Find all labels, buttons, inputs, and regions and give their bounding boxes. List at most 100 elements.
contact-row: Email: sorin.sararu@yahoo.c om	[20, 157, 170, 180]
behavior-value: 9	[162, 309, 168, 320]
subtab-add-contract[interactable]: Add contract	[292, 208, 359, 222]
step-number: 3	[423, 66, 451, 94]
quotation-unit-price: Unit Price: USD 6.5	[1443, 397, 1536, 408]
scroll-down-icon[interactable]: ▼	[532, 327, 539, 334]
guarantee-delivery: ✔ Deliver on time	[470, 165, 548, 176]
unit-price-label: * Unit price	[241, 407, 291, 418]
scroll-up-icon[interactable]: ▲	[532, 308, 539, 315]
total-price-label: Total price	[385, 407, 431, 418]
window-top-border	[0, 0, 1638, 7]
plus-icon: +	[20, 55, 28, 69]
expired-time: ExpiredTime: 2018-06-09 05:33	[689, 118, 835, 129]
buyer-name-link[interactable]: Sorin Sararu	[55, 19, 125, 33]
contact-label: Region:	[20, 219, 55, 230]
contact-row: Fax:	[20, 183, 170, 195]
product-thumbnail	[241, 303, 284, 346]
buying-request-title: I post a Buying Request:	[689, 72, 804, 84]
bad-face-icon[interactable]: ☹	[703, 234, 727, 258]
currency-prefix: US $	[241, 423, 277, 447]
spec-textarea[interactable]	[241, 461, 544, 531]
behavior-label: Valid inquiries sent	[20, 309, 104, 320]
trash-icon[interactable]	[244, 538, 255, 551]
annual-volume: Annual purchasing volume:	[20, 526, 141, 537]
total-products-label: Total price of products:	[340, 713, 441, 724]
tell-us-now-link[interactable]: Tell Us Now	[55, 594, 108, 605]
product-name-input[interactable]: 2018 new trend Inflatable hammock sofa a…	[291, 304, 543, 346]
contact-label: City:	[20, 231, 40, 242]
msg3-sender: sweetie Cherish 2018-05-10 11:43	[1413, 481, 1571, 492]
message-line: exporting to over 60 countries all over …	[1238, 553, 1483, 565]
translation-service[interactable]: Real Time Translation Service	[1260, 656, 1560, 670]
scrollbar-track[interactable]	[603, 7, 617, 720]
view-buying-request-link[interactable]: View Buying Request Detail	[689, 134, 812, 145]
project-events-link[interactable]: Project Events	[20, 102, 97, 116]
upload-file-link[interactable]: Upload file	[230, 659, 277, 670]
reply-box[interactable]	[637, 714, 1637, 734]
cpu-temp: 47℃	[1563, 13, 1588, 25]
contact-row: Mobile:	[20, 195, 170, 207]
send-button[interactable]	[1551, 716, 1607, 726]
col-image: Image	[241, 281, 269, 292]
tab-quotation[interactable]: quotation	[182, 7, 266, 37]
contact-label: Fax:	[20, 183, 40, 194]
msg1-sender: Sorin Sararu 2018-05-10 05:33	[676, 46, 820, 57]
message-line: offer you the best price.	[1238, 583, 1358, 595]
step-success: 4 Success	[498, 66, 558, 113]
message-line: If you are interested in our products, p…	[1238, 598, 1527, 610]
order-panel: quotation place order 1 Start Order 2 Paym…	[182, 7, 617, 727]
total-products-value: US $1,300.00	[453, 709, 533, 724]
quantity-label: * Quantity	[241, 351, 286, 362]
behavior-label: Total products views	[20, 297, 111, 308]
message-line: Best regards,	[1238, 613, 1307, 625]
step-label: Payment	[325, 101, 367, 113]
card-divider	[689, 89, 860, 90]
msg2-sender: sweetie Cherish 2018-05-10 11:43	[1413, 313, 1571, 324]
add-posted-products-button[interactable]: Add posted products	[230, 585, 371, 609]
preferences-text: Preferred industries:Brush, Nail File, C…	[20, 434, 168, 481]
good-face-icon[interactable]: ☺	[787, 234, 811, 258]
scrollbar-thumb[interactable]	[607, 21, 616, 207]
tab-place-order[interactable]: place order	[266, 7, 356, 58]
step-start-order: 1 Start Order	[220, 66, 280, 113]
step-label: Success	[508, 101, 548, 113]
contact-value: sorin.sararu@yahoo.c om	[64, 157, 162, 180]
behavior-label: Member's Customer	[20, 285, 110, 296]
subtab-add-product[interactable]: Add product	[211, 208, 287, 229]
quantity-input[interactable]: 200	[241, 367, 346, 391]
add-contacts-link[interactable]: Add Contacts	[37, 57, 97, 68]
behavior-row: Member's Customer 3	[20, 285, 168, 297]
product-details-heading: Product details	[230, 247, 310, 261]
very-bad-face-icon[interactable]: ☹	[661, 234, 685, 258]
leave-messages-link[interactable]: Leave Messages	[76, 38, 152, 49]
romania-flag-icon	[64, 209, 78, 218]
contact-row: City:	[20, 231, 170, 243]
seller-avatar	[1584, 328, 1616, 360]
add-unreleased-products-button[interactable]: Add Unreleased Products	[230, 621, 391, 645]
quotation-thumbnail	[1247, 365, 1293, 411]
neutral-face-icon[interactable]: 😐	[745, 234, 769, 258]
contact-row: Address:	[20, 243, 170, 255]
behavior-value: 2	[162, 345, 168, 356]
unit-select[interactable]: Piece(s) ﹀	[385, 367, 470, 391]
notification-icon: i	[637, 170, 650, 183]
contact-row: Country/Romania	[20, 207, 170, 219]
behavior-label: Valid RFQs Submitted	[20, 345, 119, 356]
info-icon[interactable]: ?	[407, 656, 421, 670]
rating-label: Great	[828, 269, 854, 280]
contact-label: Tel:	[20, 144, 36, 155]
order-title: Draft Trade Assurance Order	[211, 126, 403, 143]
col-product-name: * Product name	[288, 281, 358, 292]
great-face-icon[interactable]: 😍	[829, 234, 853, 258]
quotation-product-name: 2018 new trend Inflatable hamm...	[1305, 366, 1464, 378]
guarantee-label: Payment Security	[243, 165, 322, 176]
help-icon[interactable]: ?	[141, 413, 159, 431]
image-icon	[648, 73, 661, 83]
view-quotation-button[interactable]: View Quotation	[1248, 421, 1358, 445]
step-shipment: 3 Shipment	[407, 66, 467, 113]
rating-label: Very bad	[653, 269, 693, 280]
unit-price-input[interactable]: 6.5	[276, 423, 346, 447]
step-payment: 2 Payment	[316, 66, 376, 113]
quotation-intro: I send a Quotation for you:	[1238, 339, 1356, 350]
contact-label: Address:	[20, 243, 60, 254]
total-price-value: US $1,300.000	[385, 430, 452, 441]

SHORT PROBLEM — Can you write out all of the entries above again, swapping "contact-label" for "contact-field" wherever it occurs and leaving everything else unchanged?

RESPONSE —
Find all labels, buttons, inputs, and regions and give their bounding boxes. List at most 100 elements.
contact-row: Email: sorin.sararu@yahoo.c om	[20, 157, 170, 180]
behavior-value: 9	[162, 309, 168, 320]
subtab-add-contract[interactable]: Add contract	[292, 208, 359, 222]
step-number: 3	[423, 66, 451, 94]
quotation-unit-price: Unit Price: USD 6.5	[1443, 397, 1536, 408]
scroll-down-icon[interactable]: ▼	[532, 327, 539, 334]
guarantee-delivery: ✔ Deliver on time	[470, 165, 548, 176]
unit-price-label: * Unit price	[241, 407, 291, 418]
scroll-up-icon[interactable]: ▲	[532, 308, 539, 315]
total-price-label: Total price	[385, 407, 431, 418]
window-top-border	[0, 0, 1638, 7]
plus-icon: +	[20, 55, 28, 69]
expired-time: ExpiredTime: 2018-06-09 05:33	[689, 118, 835, 129]
buyer-name-link[interactable]: Sorin Sararu	[55, 19, 125, 33]
contact-field: Region:	[20, 219, 55, 230]
contact-row: Fax:	[20, 183, 170, 195]
product-thumbnail	[241, 303, 284, 346]
buying-request-title: I post a Buying Request:	[689, 72, 804, 84]
bad-face-icon[interactable]: ☹	[703, 234, 727, 258]
currency-prefix: US $	[241, 423, 277, 447]
spec-textarea[interactable]	[241, 461, 544, 531]
behavior-label: Valid inquiries sent	[20, 309, 104, 320]
trash-icon[interactable]	[244, 538, 255, 551]
annual-volume: Annual purchasing volume:	[20, 526, 141, 537]
total-products-label: Total price of products:	[340, 713, 441, 724]
tell-us-now-link[interactable]: Tell Us Now	[55, 594, 108, 605]
product-name-input[interactable]: 2018 new trend Inflatable hammock sofa a…	[291, 304, 543, 346]
contact-field: City:	[20, 231, 40, 242]
msg3-sender: sweetie Cherish 2018-05-10 11:43	[1413, 481, 1571, 492]
message-line: exporting to over 60 countries all over …	[1238, 553, 1483, 565]
translation-service[interactable]: Real Time Translation Service	[1260, 656, 1560, 670]
scrollbar-track[interactable]	[603, 7, 617, 720]
view-buying-request-link[interactable]: View Buying Request Detail	[689, 134, 812, 145]
project-events-link[interactable]: Project Events	[20, 102, 97, 116]
upload-file-link[interactable]: Upload file	[230, 659, 277, 670]
reply-box[interactable]	[637, 714, 1637, 734]
cpu-temp: 47℃	[1563, 13, 1588, 25]
contact-row: Mobile:	[20, 195, 170, 207]
send-button[interactable]	[1551, 716, 1607, 726]
col-image: Image	[241, 281, 269, 292]
tab-quotation[interactable]: quotation	[182, 7, 266, 37]
contact-field: Fax:	[20, 183, 40, 194]
msg1-sender: Sorin Sararu 2018-05-10 05:33	[676, 46, 820, 57]
message-line: offer you the best price.	[1238, 583, 1358, 595]
step-success: 4 Success	[498, 66, 558, 113]
message-line: If you are interested in our products, p…	[1238, 598, 1527, 610]
order-panel: quotation place order 1 Start Order 2 Paym…	[182, 7, 617, 727]
total-products-value: US $1,300.00	[453, 709, 533, 724]
quantity-label: * Quantity	[241, 351, 286, 362]
behavior-label: Total products views	[20, 297, 111, 308]
message-line: Best regards,	[1238, 613, 1307, 625]
step-label: Payment	[325, 101, 367, 113]
card-divider	[689, 89, 860, 90]
msg2-sender: sweetie Cherish 2018-05-10 11:43	[1413, 313, 1571, 324]
add-posted-products-button[interactable]: Add posted products	[230, 585, 371, 609]
preferences-text: Preferred industries:Brush, Nail File, C…	[20, 434, 168, 481]
good-face-icon[interactable]: ☺	[787, 234, 811, 258]
scrollbar-thumb[interactable]	[607, 21, 616, 207]
tab-place-order[interactable]: place order	[266, 7, 356, 58]
step-start-order: 1 Start Order	[220, 66, 280, 113]
step-label: Success	[508, 101, 548, 113]
contact-value: sorin.sararu@yahoo.c om	[64, 157, 162, 180]
behavior-label: Member's Customer	[20, 285, 110, 296]
subtab-add-product[interactable]: Add product	[211, 208, 287, 229]
quantity-input[interactable]: 200	[241, 367, 346, 391]
add-contacts-link[interactable]: Add Contacts	[37, 57, 97, 68]
behavior-row: Member's Customer 3	[20, 285, 168, 297]
product-details-heading: Product details	[230, 247, 310, 261]
very-bad-face-icon[interactable]: ☹	[661, 234, 685, 258]
leave-messages-link[interactable]: Leave Messages	[76, 38, 152, 49]
romania-flag-icon	[64, 209, 78, 218]
contact-row: City:	[20, 231, 170, 243]
seller-avatar	[1584, 328, 1616, 360]
add-unreleased-products-button[interactable]: Add Unreleased Products	[230, 621, 391, 645]
quotation-thumbnail	[1247, 365, 1293, 411]
neutral-face-icon[interactable]: 😐	[745, 234, 769, 258]
contact-row: Address:	[20, 243, 170, 255]
behavior-value: 2	[162, 345, 168, 356]
unit-select[interactable]: Piece(s) ﹀	[385, 367, 470, 391]
notification-icon: i	[637, 170, 650, 183]
contact-row: Country/Romania	[20, 207, 170, 219]
behavior-label: Valid RFQs Submitted	[20, 345, 119, 356]
info-icon[interactable]: ?	[407, 656, 421, 670]
rating-label: Great	[828, 269, 854, 280]
contact-field: Tel:	[20, 144, 36, 155]
order-title: Draft Trade Assurance Order	[211, 126, 403, 143]
col-product-name: * Product name	[288, 281, 358, 292]
great-face-icon[interactable]: 😍	[829, 234, 853, 258]
quotation-product-name: 2018 new trend Inflatable hamm...	[1305, 366, 1464, 378]
guarantee-label: Payment Security	[243, 165, 322, 176]
help-icon[interactable]: ?	[141, 413, 159, 431]
image-icon	[648, 73, 661, 83]
view-quotation-button[interactable]: View Quotation	[1248, 421, 1358, 445]
step-shipment: 3 Shipment	[407, 66, 467, 113]
rating-label: Very bad	[653, 269, 693, 280]
unit-price-input[interactable]: 6.5	[276, 423, 346, 447]
step-payment: 2 Payment	[316, 66, 376, 113]
quotation-intro: I send a Quotation for you:	[1238, 339, 1356, 350]
contact-field: Address:	[20, 243, 60, 254]
total-price-value: US $1,300.000	[385, 430, 452, 441]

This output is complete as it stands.